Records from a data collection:

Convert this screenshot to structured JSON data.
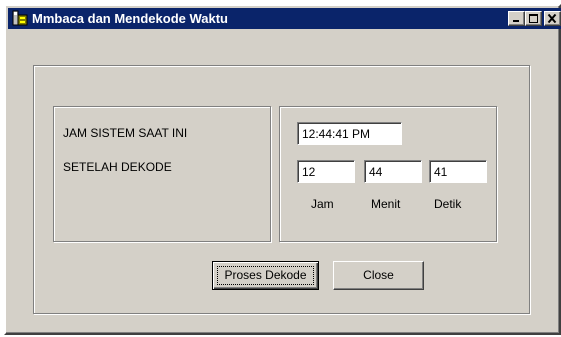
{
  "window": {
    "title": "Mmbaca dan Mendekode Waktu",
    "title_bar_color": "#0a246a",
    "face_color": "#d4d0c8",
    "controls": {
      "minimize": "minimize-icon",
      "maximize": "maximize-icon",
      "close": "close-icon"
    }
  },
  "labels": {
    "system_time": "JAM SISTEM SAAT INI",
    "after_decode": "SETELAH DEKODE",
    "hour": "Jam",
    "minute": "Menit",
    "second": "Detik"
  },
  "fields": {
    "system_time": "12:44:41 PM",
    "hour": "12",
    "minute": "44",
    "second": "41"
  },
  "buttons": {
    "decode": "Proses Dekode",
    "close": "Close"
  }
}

Written request:
Repeat every record above exactly, but leave out any pictures.

Response to the exercise:
Convert this screenshot to structured JSON data.
{
  "window": {
    "title": "Mmbaca dan Mendekode Waktu",
    "title_bar_color": "#0a246a",
    "face_color": "#d4d0c8",
    "controls": {
      "minimize": "minimize-icon",
      "maximize": "maximize-icon",
      "close": "close-icon"
    }
  },
  "labels": {
    "system_time": "JAM SISTEM SAAT INI",
    "after_decode": "SETELAH DEKODE",
    "hour": "Jam",
    "minute": "Menit",
    "second": "Detik"
  },
  "fields": {
    "system_time": "12:44:41 PM",
    "hour": "12",
    "minute": "44",
    "second": "41"
  },
  "buttons": {
    "decode": "Proses Dekode",
    "close": "Close"
  }
}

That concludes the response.